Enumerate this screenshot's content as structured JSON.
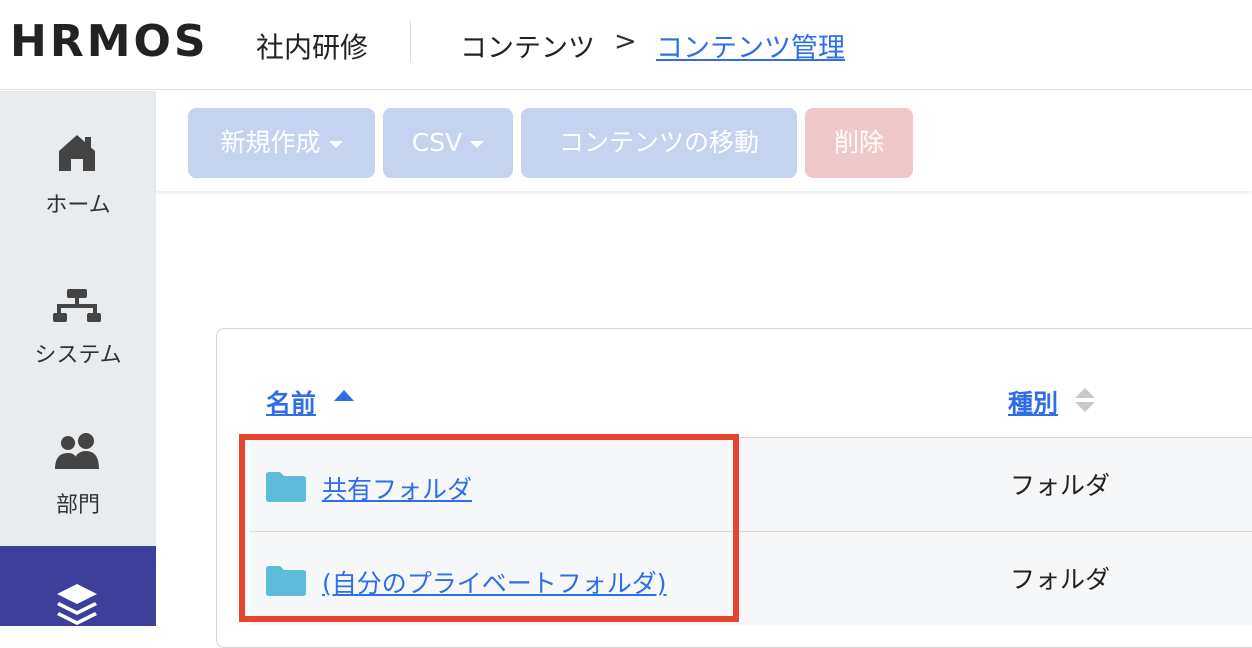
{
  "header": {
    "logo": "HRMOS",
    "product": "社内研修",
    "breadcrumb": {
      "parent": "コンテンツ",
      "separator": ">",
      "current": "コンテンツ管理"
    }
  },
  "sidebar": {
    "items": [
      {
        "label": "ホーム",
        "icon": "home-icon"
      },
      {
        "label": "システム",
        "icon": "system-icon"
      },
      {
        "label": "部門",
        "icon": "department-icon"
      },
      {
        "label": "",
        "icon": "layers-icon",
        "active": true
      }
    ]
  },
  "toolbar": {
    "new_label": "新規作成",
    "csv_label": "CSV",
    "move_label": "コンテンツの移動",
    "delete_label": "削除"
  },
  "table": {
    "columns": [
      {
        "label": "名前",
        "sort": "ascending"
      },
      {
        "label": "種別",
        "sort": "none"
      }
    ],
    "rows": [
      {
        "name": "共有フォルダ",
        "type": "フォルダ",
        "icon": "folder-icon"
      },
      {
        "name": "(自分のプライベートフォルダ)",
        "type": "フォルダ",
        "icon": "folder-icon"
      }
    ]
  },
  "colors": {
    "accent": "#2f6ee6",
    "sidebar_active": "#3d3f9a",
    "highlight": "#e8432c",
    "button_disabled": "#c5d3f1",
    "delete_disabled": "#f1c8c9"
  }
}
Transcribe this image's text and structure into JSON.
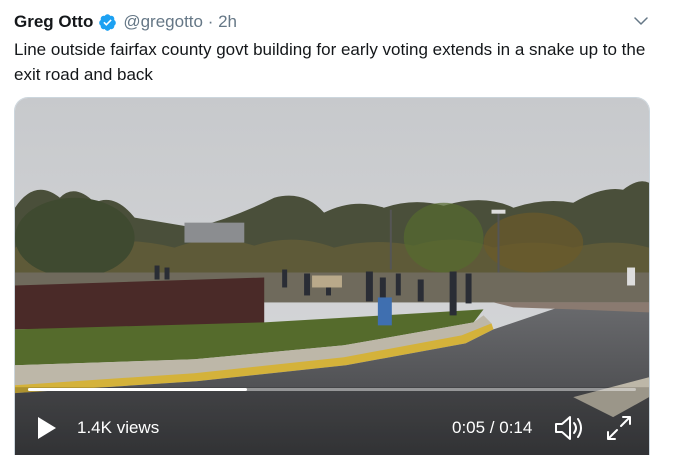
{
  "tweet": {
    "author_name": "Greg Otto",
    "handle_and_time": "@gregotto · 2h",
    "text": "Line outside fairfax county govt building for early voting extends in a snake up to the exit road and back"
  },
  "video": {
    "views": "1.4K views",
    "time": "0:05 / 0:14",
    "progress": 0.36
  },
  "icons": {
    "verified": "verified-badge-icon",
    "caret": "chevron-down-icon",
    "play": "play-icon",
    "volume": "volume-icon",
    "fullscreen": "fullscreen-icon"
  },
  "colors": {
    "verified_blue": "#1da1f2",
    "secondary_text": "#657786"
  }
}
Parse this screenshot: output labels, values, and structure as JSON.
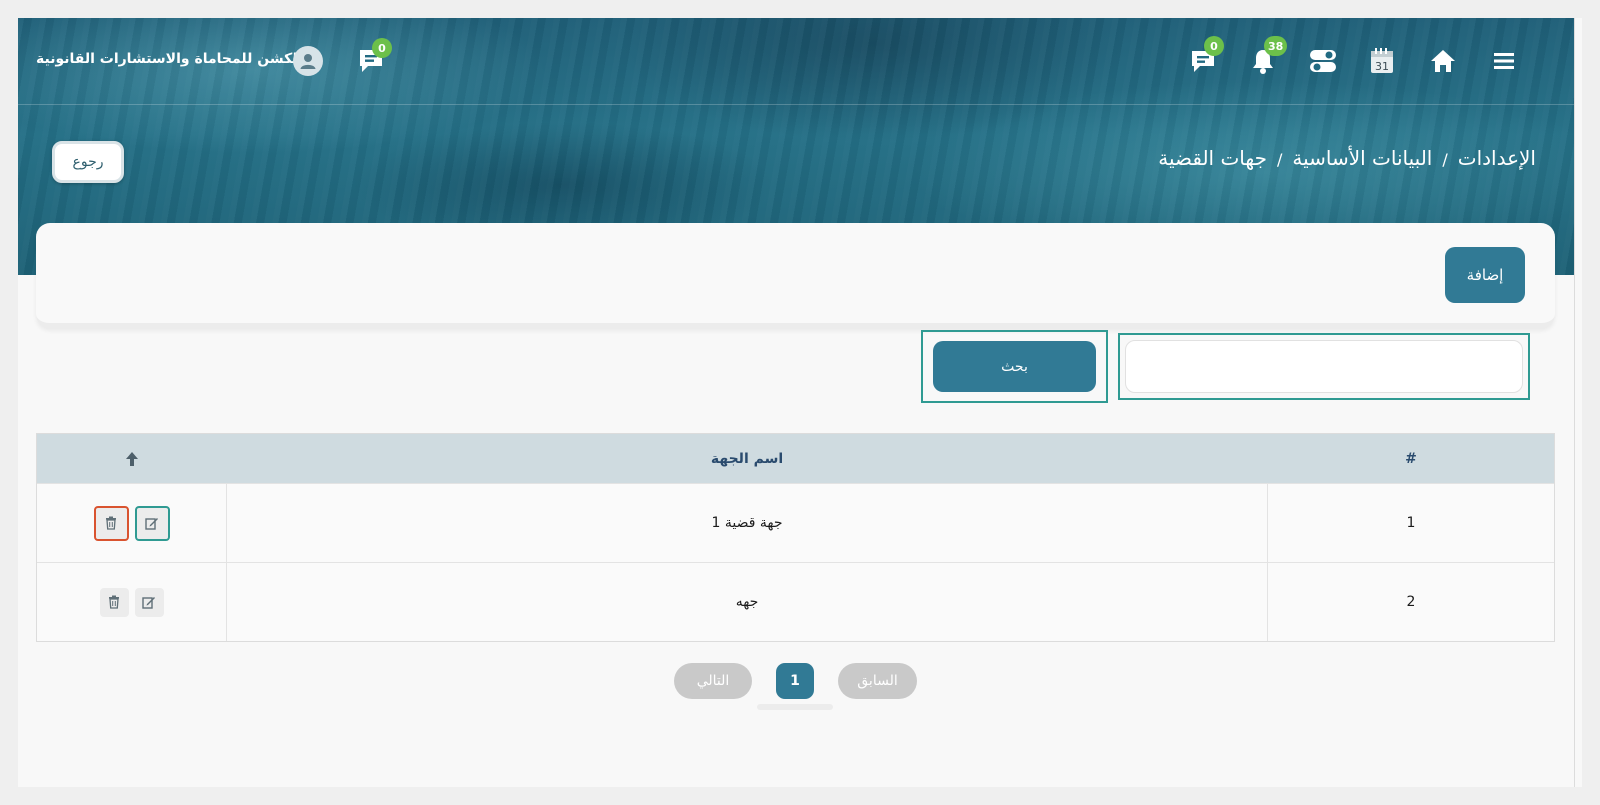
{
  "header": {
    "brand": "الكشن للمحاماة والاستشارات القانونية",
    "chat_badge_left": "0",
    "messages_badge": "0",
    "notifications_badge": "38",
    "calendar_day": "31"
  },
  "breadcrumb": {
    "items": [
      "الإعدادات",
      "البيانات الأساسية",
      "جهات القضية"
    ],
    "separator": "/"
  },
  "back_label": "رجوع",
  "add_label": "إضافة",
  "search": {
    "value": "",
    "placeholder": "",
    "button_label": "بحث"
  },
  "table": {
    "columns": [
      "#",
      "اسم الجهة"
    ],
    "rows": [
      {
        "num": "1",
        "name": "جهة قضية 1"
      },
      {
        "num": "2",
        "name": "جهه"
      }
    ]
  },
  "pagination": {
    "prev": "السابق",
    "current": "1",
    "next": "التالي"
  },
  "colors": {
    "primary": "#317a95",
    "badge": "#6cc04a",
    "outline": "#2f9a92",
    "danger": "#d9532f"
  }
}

━━━━━━━━━━━━━━━━━━━━━━━━━━━━━━

__What is asked__
Quote the preceding listing precisely and completely, omitting its images.

__Result below__
Enumerate this screenshot's content as structured JSON.
{
  "header": {
    "logo": "HRMOS",
    "product": "社内研修",
    "breadcrumb": {
      "parent": "コンテンツ",
      "separator": ">",
      "current": "コンテンツ管理"
    }
  },
  "sidebar": {
    "items": [
      {
        "label": "ホーム",
        "icon": "home-icon"
      },
      {
        "label": "システム",
        "icon": "system-icon"
      },
      {
        "label": "部門",
        "icon": "department-icon"
      },
      {
        "label": "",
        "icon": "layers-icon",
        "active": true
      }
    ]
  },
  "toolbar": {
    "new_label": "新規作成",
    "csv_label": "CSV",
    "move_label": "コンテンツの移動",
    "delete_label": "削除"
  },
  "table": {
    "columns": [
      {
        "label": "名前",
        "sort": "ascending"
      },
      {
        "label": "種別",
        "sort": "none"
      }
    ],
    "rows": [
      {
        "name": "共有フォルダ",
        "type": "フォルダ",
        "icon": "folder-icon"
      },
      {
        "name": "(自分のプライベートフォルダ)",
        "type": "フォルダ",
        "icon": "folder-icon"
      }
    ]
  },
  "colors": {
    "accent": "#2f6ee6",
    "sidebar_active": "#3d3f9a",
    "highlight": "#e8432c",
    "button_disabled": "#c5d3f1",
    "delete_disabled": "#f1c8c9"
  }
}
Transcribe this image's text and structure into JSON.
{
  "tweet": {
    "author_name": "Greg Otto",
    "handle_and_time": "@gregotto · 2h",
    "text": "Line outside fairfax county govt building for early voting extends in a snake up to the exit road and back"
  },
  "video": {
    "views": "1.4K views",
    "time": "0:05 / 0:14",
    "progress": 0.36
  },
  "icons": {
    "verified": "verified-badge-icon",
    "caret": "chevron-down-icon",
    "play": "play-icon",
    "volume": "volume-icon",
    "fullscreen": "fullscreen-icon"
  },
  "colors": {
    "verified_blue": "#1da1f2",
    "secondary_text": "#657786"
  }
}
Parse this screenshot: output labels, values, and structure as JSON.
{
  "header": {
    "brand": "الكشن للمحاماة والاستشارات القانونية",
    "chat_badge_left": "0",
    "messages_badge": "0",
    "notifications_badge": "38",
    "calendar_day": "31"
  },
  "breadcrumb": {
    "items": [
      "الإعدادات",
      "البيانات الأساسية",
      "جهات القضية"
    ],
    "separator": "/"
  },
  "back_label": "رجوع",
  "add_label": "إضافة",
  "search": {
    "value": "",
    "placeholder": "",
    "button_label": "بحث"
  },
  "table": {
    "columns": [
      "#",
      "اسم الجهة"
    ],
    "rows": [
      {
        "num": "1",
        "name": "جهة قضية 1"
      },
      {
        "num": "2",
        "name": "جهه"
      }
    ]
  },
  "pagination": {
    "prev": "السابق",
    "current": "1",
    "next": "التالي"
  },
  "colors": {
    "primary": "#317a95",
    "badge": "#6cc04a",
    "outline": "#2f9a92",
    "danger": "#d9532f"
  }
}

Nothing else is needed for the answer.